* Yapılacak Çalışma *
Dağlar hakkındaki metinde “Ayrıca Peygamber Efendimizin” sözleriyle başlayıp “Marifet ehli olmaktır.” sözleriyle biten bölümün tamamını olduğu gibi alıntılayınız.

* Belge Metni *

İnsanlar için sağladıkları muazzam faydalardan, ihtişam ve büyüklüklerinden dolayı dağlar çok eski zamanlardan beri Tanrı’nın kudret ve azametinin sembolü olarak görülmüştür. [1]

Kur’ân-ı Kerîm’de dağların, yeryüzünün kazıkları olarak sapasağlam çakılıp dikildikleri[2] ve Allah’ı tesbih ettikleri bildirilir.[3]

Hz. Peygamber’in (sas), kendisine vahiy gelmeden önce ibadet ve tefekkürle vakit geçirdiği ve ilk vahyin geldiği mağaranın bulunduğu Hira dağı Müslümanlara göre kutsaldır. Rivayete göre Hz. Peygamber, yanında ashabından bir grup olduğu halde bu dağın üstüne çıkmış, o sırada dağ sallanınca, “Ey Hira sakinleş! Zira üzerinde nebî veya sıddîk veya şehid bulunmaktadır”[4] demiştir.

Ayrıca Peygamber Efendimizin (sas) Uhud dağı hakkında: “Uhud dağı bizi sever, biz de onu severiz” buyurduğu rivayet edilmiştir.[5] 

Müslümanlar açısından diğer bir kutsal dağ elbette Arafat dağıdır. “Arafat” kelimesi, “bilme, anlama, tanıma” anlamına gelen bir kökten türetilmiştir. Hz. Peygamber’in (sas) ifadesiyle “Hac, Arafatta olmaktır.”[6] Yani arif olmaktır; hakikati bilmek, tanımak, kavramaktır. Marifet ehli olmaktır.

* Verilen Öğeler *
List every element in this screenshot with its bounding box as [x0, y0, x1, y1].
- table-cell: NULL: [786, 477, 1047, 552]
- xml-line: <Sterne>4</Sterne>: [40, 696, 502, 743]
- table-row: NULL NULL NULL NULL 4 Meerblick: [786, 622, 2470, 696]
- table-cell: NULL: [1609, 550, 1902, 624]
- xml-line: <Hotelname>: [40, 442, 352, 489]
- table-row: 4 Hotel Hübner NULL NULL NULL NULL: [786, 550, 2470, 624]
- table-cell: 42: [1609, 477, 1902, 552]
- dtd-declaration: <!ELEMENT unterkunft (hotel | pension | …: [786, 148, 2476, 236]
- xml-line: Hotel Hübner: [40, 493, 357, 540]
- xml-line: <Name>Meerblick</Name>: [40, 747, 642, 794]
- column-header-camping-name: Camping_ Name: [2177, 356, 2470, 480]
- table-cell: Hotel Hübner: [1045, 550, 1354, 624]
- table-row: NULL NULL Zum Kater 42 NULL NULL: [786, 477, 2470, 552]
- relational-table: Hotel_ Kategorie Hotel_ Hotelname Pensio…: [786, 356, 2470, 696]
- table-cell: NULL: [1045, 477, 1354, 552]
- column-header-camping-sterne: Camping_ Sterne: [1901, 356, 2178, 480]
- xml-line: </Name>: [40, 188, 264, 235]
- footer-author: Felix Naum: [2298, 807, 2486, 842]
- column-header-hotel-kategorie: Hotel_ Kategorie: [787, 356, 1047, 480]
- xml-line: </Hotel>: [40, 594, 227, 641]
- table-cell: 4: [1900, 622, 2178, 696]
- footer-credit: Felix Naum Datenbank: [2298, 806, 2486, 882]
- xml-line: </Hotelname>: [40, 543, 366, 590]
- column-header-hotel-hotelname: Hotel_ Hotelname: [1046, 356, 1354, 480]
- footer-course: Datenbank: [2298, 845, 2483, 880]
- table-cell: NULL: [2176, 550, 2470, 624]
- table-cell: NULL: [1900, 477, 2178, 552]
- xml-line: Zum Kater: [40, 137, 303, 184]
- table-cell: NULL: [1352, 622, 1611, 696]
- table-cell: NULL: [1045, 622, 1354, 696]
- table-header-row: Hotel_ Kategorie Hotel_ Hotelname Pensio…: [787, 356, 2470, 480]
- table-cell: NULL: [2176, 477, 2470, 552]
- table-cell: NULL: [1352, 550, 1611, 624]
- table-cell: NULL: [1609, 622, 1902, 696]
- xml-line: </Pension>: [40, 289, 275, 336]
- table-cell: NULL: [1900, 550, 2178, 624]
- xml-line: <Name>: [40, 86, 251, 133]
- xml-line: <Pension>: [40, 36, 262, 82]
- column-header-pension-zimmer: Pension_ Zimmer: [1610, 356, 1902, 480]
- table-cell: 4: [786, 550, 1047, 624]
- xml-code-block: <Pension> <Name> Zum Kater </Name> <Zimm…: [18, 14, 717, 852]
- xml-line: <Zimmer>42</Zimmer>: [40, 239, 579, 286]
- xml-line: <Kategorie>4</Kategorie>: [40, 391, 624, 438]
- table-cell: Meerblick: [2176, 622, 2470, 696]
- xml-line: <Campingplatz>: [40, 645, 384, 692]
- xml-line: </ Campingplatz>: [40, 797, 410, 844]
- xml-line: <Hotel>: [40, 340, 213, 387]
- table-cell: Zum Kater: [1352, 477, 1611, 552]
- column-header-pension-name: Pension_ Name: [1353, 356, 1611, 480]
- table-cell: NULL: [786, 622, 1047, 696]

* Beklenen Cevap *
Ayrıca Peygamber Efendimizin (sas) Uhud dağı hakkında: “Uhud dağı bizi sever, biz de onu severiz” buyurduğu rivayet edilmiştir.[5] 

Müslümanlar açısından diğer bir kutsal dağ elbette Arafat dağıdır. “Arafat” kelimesi, “bilme, anlama, tanıma” anlamına gelen bir kökten türetilmiştir. Hz. Peygamber’in (sas) ifadesiyle “Hac, Arafatta olmaktır.”[6] Yani arif olmaktır; hakikati bilmek, tanımak, kavramaktır. Marifet ehli olmaktır.